── The records ──

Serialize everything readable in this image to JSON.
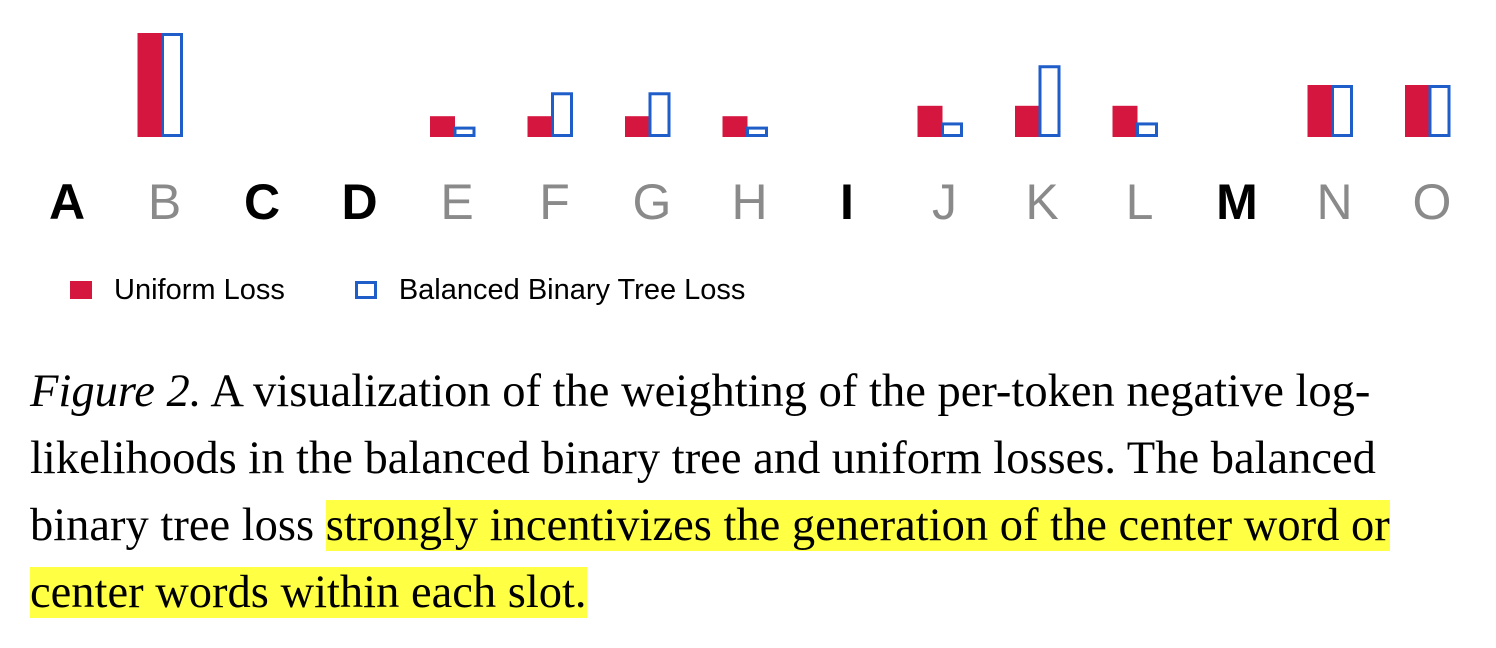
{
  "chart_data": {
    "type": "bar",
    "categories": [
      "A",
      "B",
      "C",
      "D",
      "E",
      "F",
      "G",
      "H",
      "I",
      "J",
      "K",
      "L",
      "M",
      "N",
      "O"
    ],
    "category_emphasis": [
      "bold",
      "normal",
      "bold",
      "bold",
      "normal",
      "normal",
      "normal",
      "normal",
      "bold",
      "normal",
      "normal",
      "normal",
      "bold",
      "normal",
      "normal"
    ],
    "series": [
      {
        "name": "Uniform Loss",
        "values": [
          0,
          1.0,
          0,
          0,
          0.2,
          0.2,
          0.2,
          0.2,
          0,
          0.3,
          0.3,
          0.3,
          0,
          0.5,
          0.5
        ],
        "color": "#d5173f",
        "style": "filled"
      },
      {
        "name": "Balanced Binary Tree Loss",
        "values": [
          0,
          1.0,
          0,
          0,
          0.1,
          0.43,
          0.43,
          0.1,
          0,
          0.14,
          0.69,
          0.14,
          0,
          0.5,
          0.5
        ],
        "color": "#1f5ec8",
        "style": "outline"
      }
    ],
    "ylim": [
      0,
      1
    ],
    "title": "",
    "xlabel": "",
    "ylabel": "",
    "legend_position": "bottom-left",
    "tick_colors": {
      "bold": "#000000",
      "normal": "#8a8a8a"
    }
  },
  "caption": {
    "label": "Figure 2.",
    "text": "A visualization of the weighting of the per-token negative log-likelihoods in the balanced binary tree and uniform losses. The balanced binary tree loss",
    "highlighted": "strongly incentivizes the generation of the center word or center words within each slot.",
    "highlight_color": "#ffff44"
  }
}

───

_What you should do_. Output every entry exactly as given; pictures are not part of the copy.

_Solution for this problem_.
Serialize everything readable in this image to JSON.
{
  "chart_data": {
    "type": "bar",
    "categories": [
      "A",
      "B",
      "C",
      "D",
      "E",
      "F",
      "G",
      "H",
      "I",
      "J",
      "K",
      "L",
      "M",
      "N",
      "O"
    ],
    "category_emphasis": [
      "bold",
      "normal",
      "bold",
      "bold",
      "normal",
      "normal",
      "normal",
      "normal",
      "bold",
      "normal",
      "normal",
      "normal",
      "bold",
      "normal",
      "normal"
    ],
    "series": [
      {
        "name": "Uniform Loss",
        "values": [
          0,
          1.0,
          0,
          0,
          0.2,
          0.2,
          0.2,
          0.2,
          0,
          0.3,
          0.3,
          0.3,
          0,
          0.5,
          0.5
        ],
        "color": "#d5173f",
        "style": "filled"
      },
      {
        "name": "Balanced Binary Tree Loss",
        "values": [
          0,
          1.0,
          0,
          0,
          0.1,
          0.43,
          0.43,
          0.1,
          0,
          0.14,
          0.69,
          0.14,
          0,
          0.5,
          0.5
        ],
        "color": "#1f5ec8",
        "style": "outline"
      }
    ],
    "ylim": [
      0,
      1
    ],
    "title": "",
    "xlabel": "",
    "ylabel": "",
    "legend_position": "bottom-left",
    "tick_colors": {
      "bold": "#000000",
      "normal": "#8a8a8a"
    }
  },
  "caption": {
    "label": "Figure 2.",
    "text": "A visualization of the weighting of the per-token negative log-likelihoods in the balanced binary tree and uniform losses. The balanced binary tree loss",
    "highlighted": "strongly incentivizes the generation of the center word or center words within each slot.",
    "highlight_color": "#ffff44"
  }
}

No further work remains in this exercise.